AIM
Read the records below. Copy each line where the string "name" occurs.
--- start of RECORDS SHOWN ---
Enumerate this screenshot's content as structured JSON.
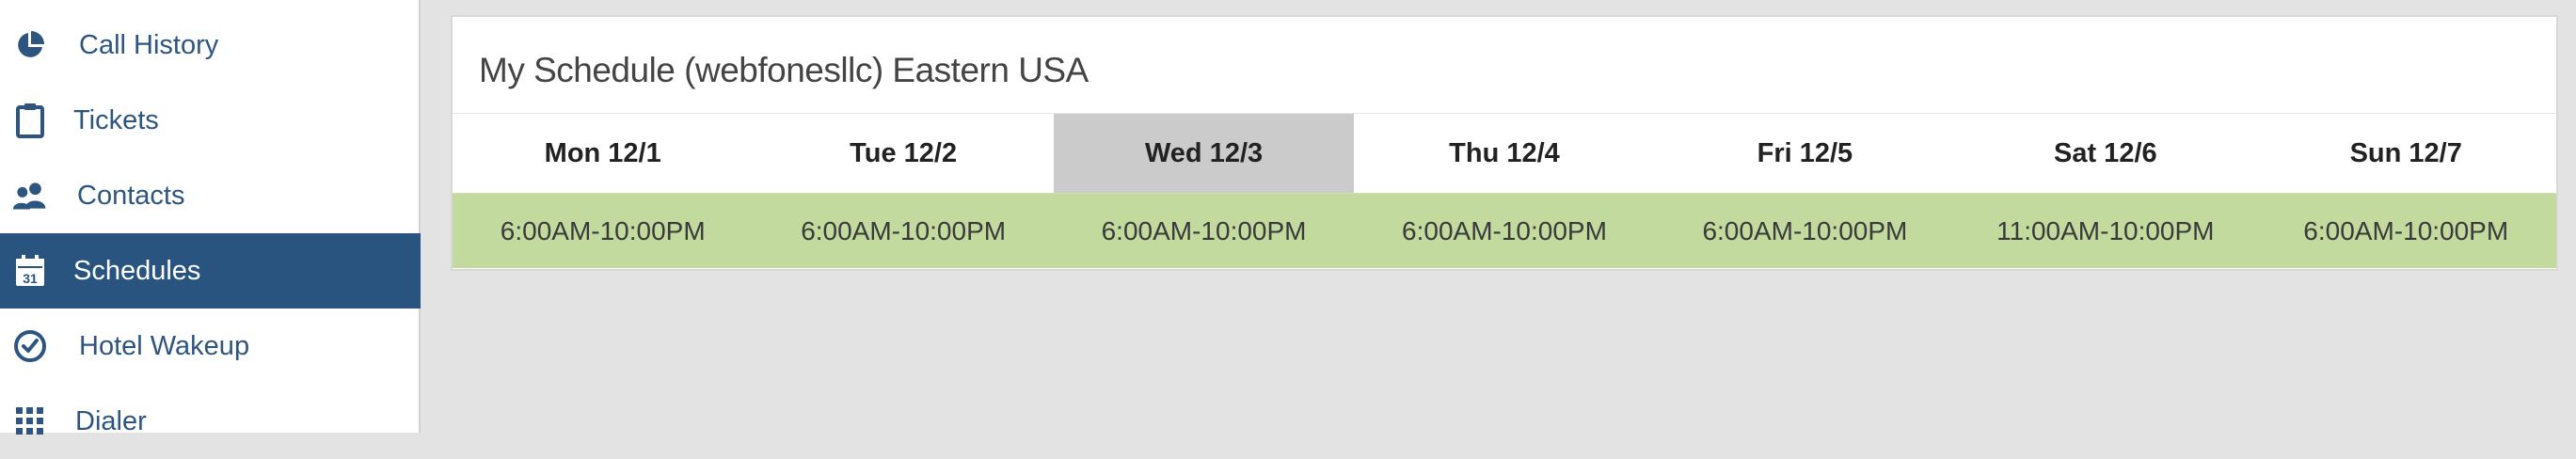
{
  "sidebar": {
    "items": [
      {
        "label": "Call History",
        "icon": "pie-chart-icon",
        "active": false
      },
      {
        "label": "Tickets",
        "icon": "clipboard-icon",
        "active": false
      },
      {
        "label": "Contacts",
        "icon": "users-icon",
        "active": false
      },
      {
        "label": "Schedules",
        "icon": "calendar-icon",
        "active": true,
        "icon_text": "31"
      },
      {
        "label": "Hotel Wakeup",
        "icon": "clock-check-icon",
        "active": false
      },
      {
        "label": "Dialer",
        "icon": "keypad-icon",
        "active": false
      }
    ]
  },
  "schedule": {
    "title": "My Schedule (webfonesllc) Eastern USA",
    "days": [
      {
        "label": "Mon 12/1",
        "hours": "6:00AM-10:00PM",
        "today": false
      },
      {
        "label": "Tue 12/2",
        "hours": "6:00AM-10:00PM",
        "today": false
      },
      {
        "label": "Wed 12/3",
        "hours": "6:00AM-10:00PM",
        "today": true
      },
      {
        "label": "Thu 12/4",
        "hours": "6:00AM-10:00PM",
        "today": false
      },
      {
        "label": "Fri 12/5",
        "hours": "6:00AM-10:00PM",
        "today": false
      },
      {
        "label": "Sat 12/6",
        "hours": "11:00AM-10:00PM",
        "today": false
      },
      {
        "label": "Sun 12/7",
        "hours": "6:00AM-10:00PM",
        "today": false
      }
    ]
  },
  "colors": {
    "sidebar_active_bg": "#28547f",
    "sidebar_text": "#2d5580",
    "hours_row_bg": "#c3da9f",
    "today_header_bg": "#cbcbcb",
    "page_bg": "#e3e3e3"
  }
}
--- end of RECORDS SHOWN ---
--- start of RECORDS SHOWN ---
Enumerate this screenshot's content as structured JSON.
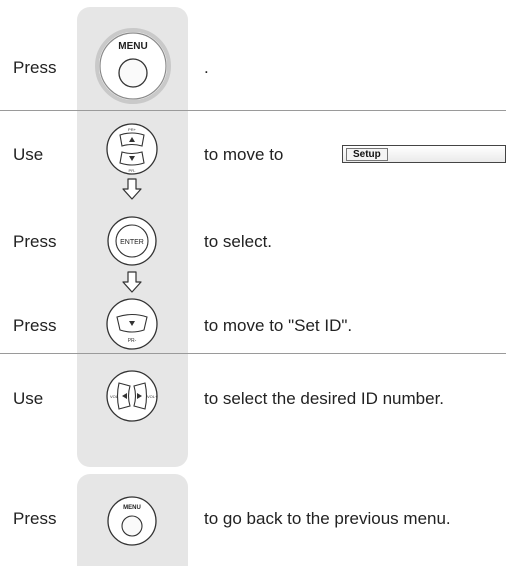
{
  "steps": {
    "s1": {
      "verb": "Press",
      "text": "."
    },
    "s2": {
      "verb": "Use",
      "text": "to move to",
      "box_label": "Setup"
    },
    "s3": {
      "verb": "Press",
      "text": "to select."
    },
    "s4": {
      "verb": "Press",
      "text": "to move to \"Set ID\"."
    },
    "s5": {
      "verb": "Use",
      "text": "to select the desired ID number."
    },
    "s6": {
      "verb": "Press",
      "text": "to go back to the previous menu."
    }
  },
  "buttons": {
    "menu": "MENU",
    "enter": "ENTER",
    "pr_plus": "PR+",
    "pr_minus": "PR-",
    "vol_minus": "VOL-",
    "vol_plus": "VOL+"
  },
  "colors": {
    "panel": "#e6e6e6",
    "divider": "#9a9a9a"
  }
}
--- end of RECORDS SHOWN ---
--- start of RECORDS SHOWN ---
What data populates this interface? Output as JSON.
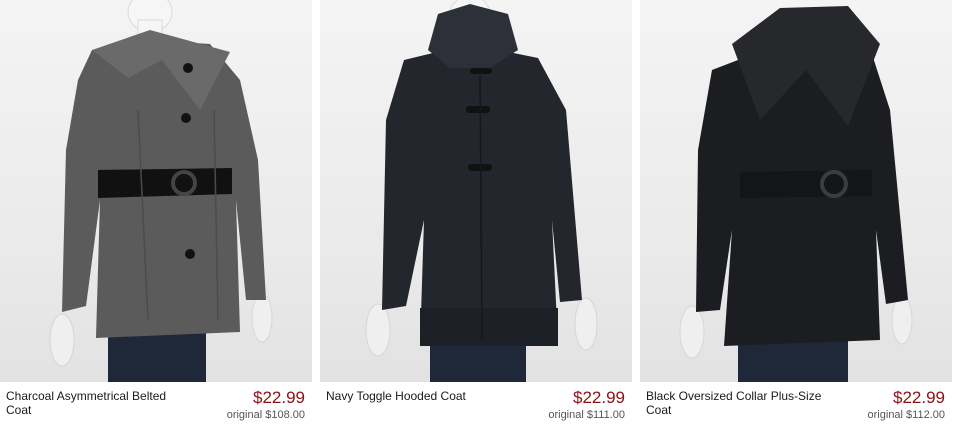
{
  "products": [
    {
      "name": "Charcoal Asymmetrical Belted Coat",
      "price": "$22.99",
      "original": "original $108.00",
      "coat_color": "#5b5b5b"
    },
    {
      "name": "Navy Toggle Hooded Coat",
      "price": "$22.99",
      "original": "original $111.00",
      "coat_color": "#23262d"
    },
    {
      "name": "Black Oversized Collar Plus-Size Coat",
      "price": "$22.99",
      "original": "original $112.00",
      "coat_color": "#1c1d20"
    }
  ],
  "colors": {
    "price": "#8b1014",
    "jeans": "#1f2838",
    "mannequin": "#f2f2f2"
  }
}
--- end of RECORDS SHOWN ---
THE OUTPUT
      "name": "Charcoal Asymmetrical Belted Coat",
      "name": "Navy Toggle Hooded Coat",
      "name": "Black Oversized Collar Plus-Size Coat",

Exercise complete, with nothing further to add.